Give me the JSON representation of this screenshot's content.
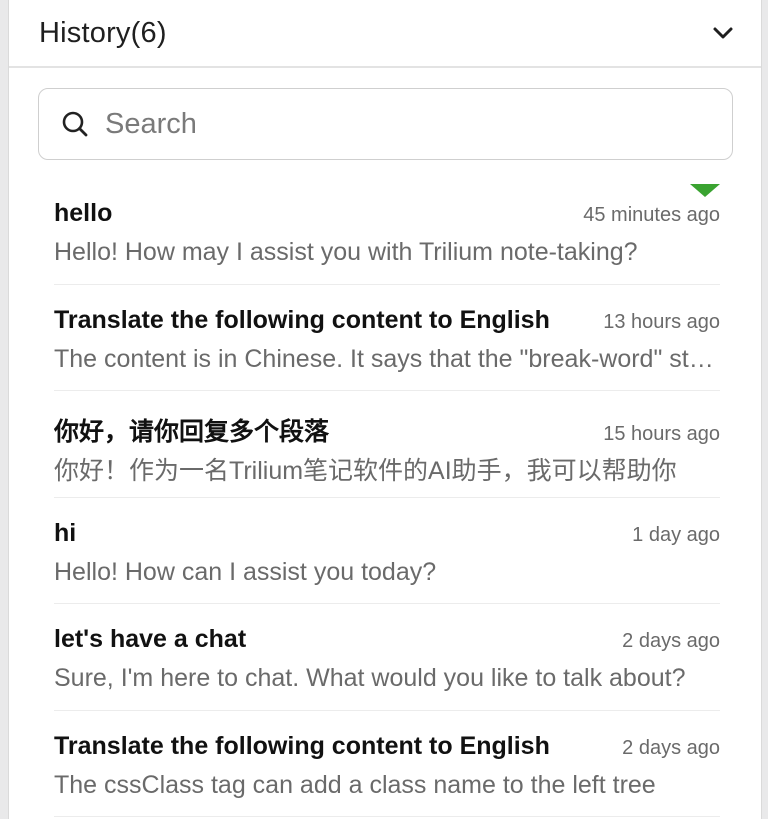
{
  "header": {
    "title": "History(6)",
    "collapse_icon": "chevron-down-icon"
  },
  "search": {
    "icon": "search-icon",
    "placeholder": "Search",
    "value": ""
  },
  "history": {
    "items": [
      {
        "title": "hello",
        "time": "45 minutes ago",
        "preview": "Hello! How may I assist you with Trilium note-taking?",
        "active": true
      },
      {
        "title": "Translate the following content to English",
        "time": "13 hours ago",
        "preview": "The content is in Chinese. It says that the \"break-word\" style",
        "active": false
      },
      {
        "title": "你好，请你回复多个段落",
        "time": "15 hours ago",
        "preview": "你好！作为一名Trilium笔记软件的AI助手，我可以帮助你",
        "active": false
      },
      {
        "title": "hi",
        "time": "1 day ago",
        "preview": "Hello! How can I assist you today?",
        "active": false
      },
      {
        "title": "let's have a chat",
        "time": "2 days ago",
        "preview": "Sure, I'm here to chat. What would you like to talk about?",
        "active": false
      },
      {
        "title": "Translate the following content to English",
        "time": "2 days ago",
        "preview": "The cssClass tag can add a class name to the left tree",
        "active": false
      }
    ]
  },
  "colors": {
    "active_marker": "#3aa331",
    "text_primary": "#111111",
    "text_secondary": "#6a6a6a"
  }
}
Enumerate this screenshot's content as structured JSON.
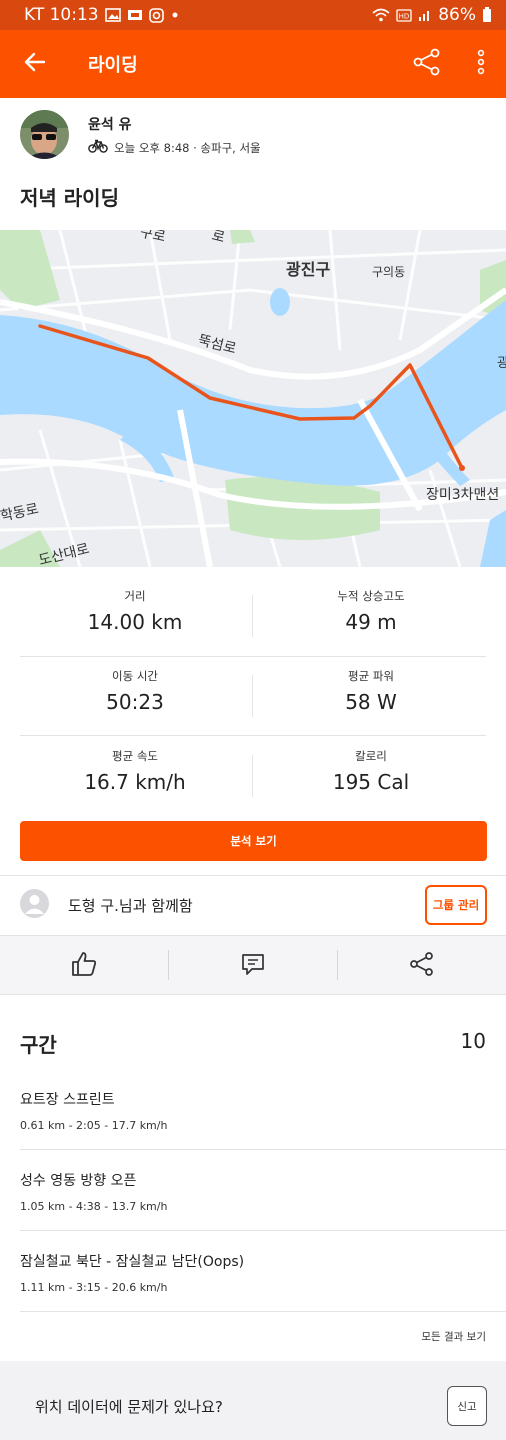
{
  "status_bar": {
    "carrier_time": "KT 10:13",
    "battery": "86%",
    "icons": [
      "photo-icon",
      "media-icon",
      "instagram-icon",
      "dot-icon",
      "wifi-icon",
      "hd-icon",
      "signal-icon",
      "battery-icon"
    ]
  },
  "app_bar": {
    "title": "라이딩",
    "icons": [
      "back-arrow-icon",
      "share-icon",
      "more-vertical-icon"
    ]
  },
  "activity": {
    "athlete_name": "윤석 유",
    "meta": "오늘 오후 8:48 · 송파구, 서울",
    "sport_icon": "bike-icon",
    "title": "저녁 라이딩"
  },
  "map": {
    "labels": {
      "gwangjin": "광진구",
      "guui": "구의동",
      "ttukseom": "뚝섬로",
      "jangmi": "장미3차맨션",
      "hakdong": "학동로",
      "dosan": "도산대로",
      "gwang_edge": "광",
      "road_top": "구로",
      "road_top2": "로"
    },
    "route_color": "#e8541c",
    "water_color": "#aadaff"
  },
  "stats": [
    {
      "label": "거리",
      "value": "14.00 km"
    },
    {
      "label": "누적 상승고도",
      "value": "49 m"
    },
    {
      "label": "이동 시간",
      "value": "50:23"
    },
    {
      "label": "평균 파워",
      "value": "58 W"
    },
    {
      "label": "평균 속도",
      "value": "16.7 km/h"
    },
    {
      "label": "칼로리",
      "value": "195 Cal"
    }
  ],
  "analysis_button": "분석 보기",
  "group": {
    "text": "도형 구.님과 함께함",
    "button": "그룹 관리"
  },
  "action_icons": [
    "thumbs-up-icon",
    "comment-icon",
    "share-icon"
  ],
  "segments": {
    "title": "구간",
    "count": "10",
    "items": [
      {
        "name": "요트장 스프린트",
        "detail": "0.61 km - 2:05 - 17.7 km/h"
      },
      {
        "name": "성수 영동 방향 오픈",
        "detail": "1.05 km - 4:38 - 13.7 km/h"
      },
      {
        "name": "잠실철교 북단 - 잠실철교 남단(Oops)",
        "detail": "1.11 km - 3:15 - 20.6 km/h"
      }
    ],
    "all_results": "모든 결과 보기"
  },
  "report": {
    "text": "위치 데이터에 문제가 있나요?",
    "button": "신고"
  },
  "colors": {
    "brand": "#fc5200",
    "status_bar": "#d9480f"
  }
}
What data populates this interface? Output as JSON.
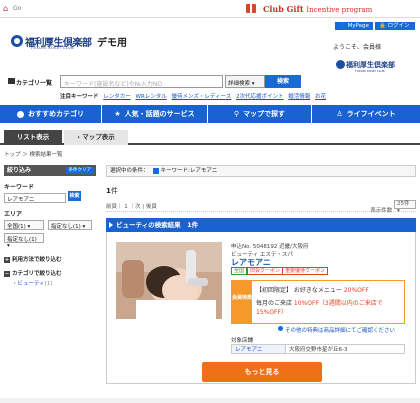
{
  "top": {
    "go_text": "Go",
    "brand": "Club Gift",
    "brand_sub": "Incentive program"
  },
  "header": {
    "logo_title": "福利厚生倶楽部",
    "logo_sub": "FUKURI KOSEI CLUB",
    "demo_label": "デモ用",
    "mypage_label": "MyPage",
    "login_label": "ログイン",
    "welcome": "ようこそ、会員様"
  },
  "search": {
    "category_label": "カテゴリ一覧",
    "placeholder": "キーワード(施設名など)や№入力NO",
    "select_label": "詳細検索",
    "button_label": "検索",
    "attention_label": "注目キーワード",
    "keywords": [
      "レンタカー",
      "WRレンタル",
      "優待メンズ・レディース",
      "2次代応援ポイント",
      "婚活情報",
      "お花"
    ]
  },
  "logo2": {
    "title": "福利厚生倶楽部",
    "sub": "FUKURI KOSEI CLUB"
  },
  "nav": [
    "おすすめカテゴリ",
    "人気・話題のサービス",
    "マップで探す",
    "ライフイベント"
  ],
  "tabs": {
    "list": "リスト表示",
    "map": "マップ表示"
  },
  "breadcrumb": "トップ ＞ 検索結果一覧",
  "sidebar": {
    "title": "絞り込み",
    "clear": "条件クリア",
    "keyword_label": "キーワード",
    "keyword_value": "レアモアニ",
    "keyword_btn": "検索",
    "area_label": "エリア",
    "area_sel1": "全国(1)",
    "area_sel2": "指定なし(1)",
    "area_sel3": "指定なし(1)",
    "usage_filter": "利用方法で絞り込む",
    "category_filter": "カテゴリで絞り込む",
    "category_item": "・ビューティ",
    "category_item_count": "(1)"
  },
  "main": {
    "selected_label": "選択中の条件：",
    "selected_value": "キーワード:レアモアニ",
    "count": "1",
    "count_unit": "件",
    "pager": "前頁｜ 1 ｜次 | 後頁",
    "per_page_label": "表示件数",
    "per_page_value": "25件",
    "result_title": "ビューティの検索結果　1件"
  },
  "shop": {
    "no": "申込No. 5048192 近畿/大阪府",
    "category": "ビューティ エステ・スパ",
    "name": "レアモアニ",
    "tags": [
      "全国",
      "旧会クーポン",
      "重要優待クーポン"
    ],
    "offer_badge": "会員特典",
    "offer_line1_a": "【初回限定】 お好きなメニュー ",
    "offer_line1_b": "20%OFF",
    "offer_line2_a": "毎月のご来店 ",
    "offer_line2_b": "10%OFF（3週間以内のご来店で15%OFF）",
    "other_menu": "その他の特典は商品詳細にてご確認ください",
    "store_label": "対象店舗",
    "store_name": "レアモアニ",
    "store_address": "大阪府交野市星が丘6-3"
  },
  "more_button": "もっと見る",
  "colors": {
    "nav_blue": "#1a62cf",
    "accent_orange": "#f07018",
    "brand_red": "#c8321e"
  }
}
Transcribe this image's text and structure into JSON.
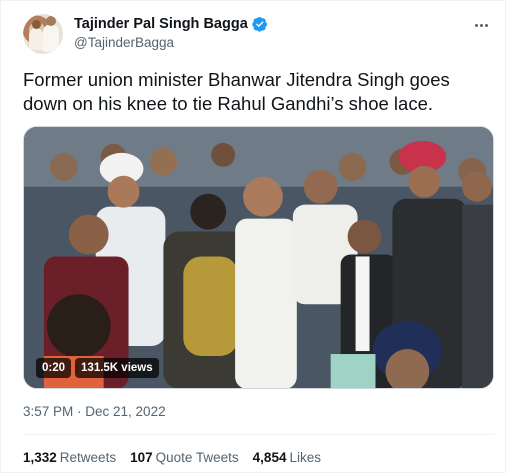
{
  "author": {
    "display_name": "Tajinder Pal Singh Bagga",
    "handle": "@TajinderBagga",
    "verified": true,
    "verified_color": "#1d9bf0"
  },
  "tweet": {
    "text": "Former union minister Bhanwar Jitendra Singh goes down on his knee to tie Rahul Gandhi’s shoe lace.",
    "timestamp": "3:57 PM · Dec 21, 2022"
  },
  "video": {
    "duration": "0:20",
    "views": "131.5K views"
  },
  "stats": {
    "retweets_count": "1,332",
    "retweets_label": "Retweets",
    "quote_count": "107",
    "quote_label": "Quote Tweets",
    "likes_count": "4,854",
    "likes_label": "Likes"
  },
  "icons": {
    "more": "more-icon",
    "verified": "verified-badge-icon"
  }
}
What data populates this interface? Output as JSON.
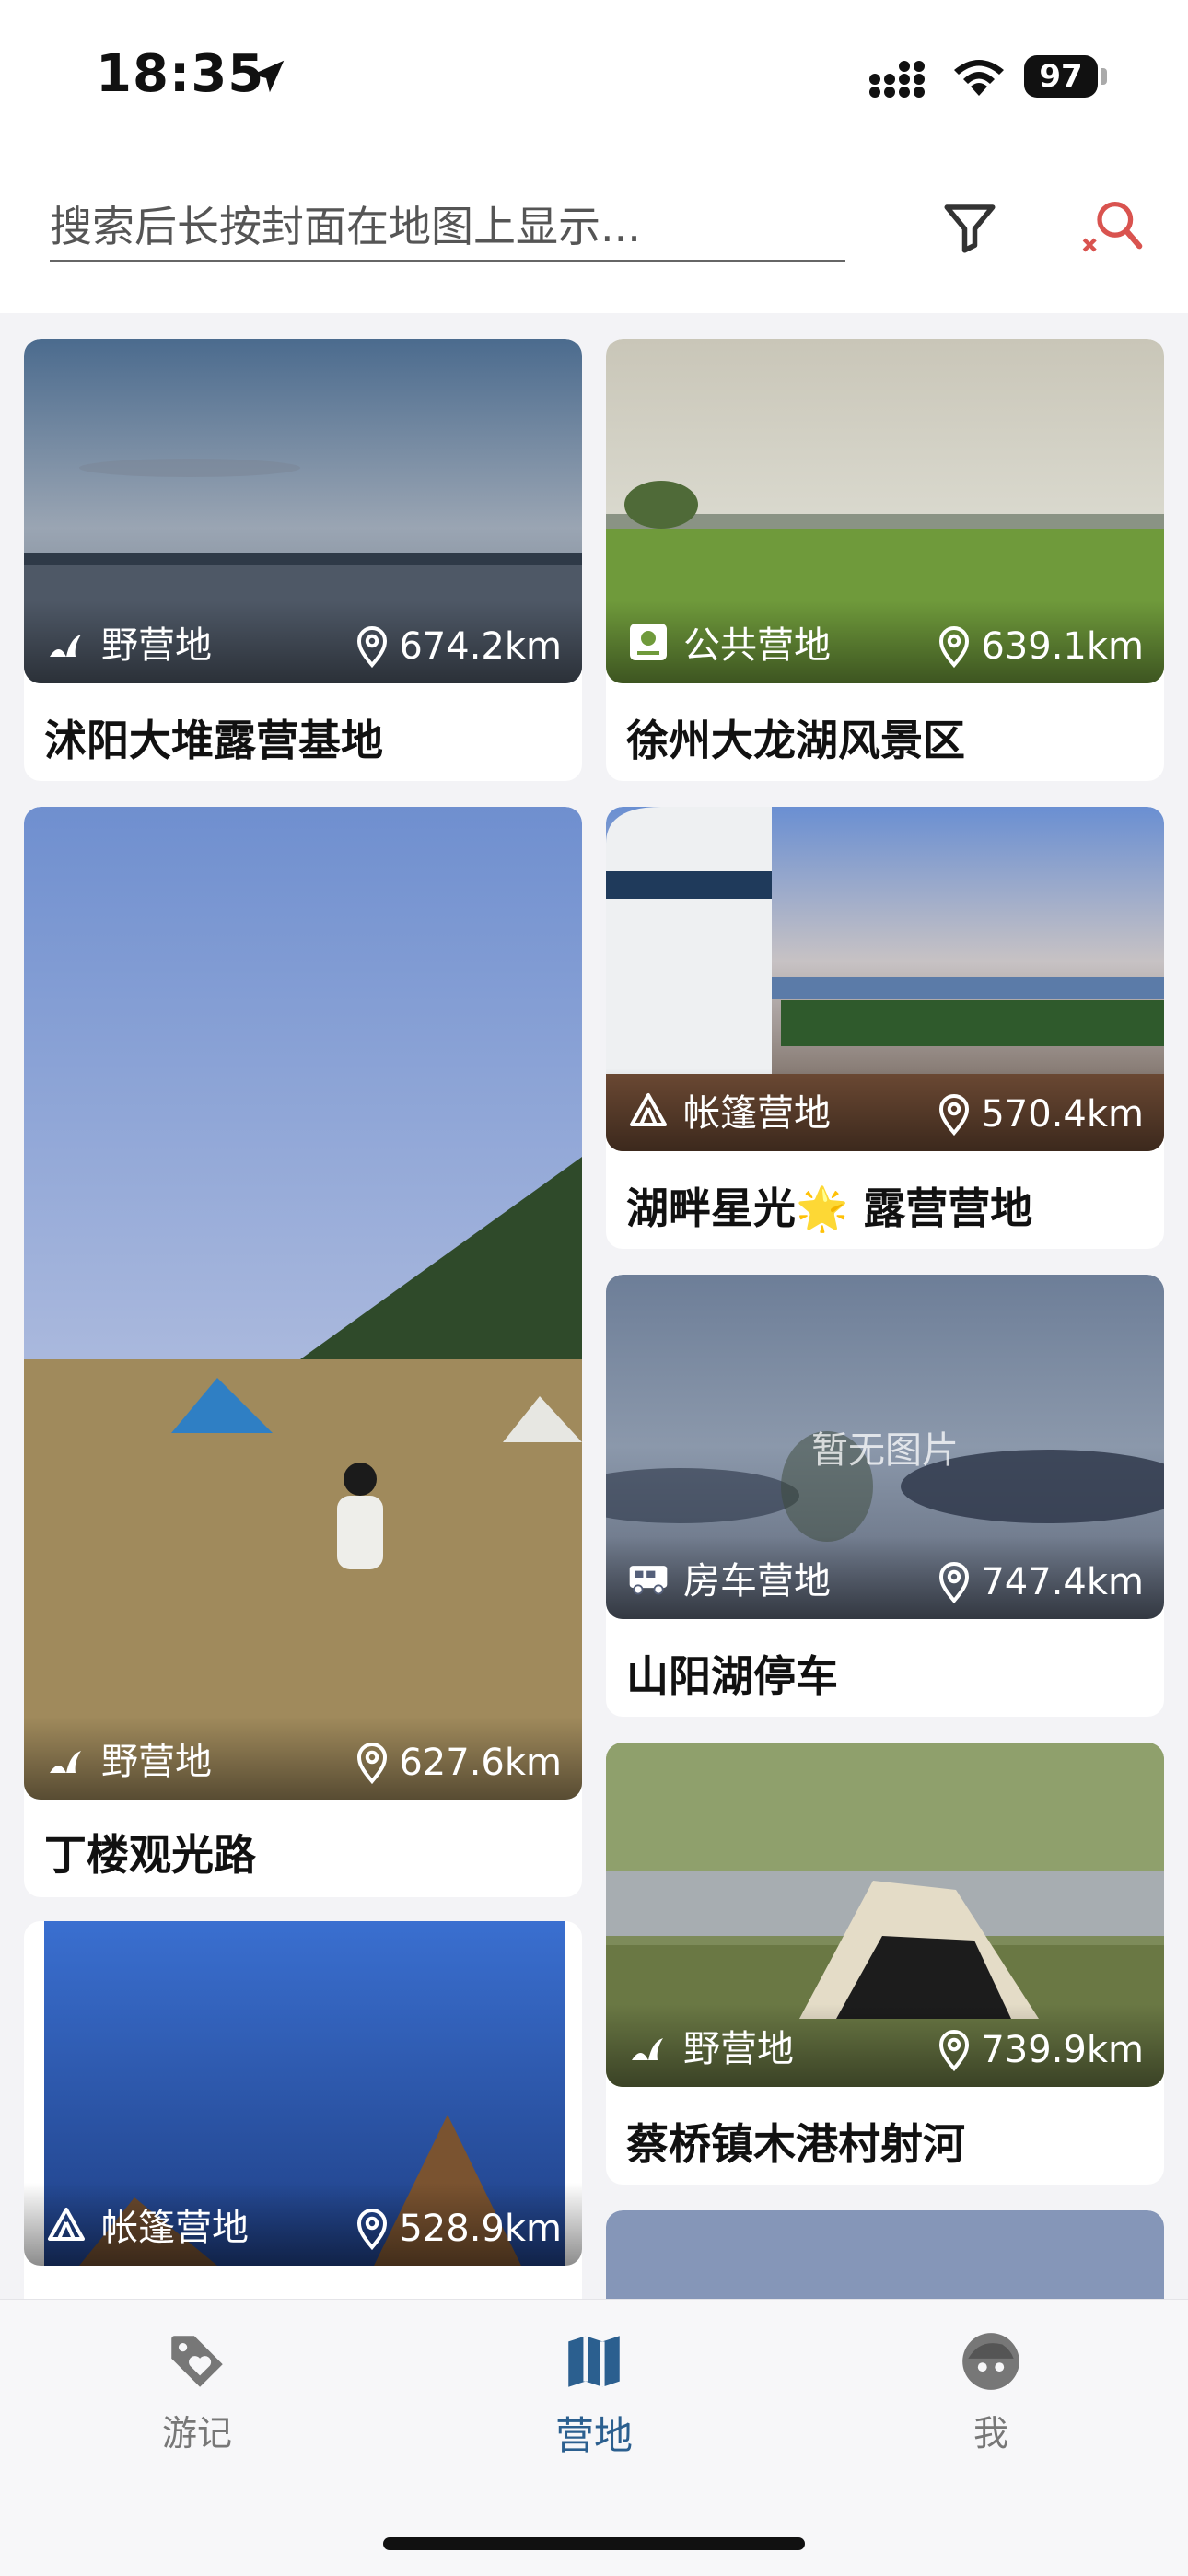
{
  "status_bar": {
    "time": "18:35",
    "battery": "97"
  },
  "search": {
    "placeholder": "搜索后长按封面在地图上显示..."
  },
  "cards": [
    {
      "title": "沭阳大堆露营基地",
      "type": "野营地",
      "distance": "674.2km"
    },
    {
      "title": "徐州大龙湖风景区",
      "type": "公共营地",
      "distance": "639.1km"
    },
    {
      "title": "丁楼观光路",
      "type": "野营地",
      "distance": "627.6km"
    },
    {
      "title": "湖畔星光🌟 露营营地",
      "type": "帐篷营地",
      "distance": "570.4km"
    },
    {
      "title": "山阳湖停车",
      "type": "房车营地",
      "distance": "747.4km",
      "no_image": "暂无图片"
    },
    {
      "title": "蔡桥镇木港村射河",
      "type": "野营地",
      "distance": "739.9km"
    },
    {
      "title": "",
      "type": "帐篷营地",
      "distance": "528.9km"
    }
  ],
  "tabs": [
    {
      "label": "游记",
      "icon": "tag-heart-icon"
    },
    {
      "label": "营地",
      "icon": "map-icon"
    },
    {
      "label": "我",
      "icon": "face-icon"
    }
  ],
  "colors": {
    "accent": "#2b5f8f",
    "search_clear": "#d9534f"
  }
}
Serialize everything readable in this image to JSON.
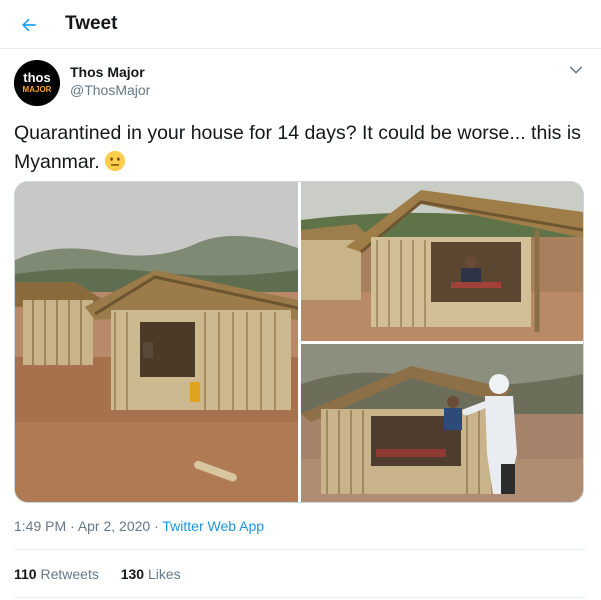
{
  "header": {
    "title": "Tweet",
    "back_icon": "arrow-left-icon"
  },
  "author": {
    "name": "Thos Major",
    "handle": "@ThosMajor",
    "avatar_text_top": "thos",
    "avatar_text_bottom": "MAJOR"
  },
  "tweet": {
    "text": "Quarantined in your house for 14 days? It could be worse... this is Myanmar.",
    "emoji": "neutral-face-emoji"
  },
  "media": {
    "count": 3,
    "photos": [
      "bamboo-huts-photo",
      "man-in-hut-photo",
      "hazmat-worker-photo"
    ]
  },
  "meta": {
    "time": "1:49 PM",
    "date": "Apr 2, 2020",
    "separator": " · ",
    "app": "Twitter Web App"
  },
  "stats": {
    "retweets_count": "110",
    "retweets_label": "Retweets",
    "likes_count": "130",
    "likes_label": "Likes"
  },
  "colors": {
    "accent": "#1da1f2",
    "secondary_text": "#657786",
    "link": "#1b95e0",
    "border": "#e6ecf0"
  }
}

-.-.-

Set exercise – Copy each line above where the string "content" occurs.

Output of the exercise –
Give me the JSON representation of this screenshot's content.
        "title": "Translate the following content to English",
        "preview": "The content is in Chinese. It says that the \"break-word\" style",
        "title": "Translate the following content to English",
Enumerate this screenshot's content as structured JSON.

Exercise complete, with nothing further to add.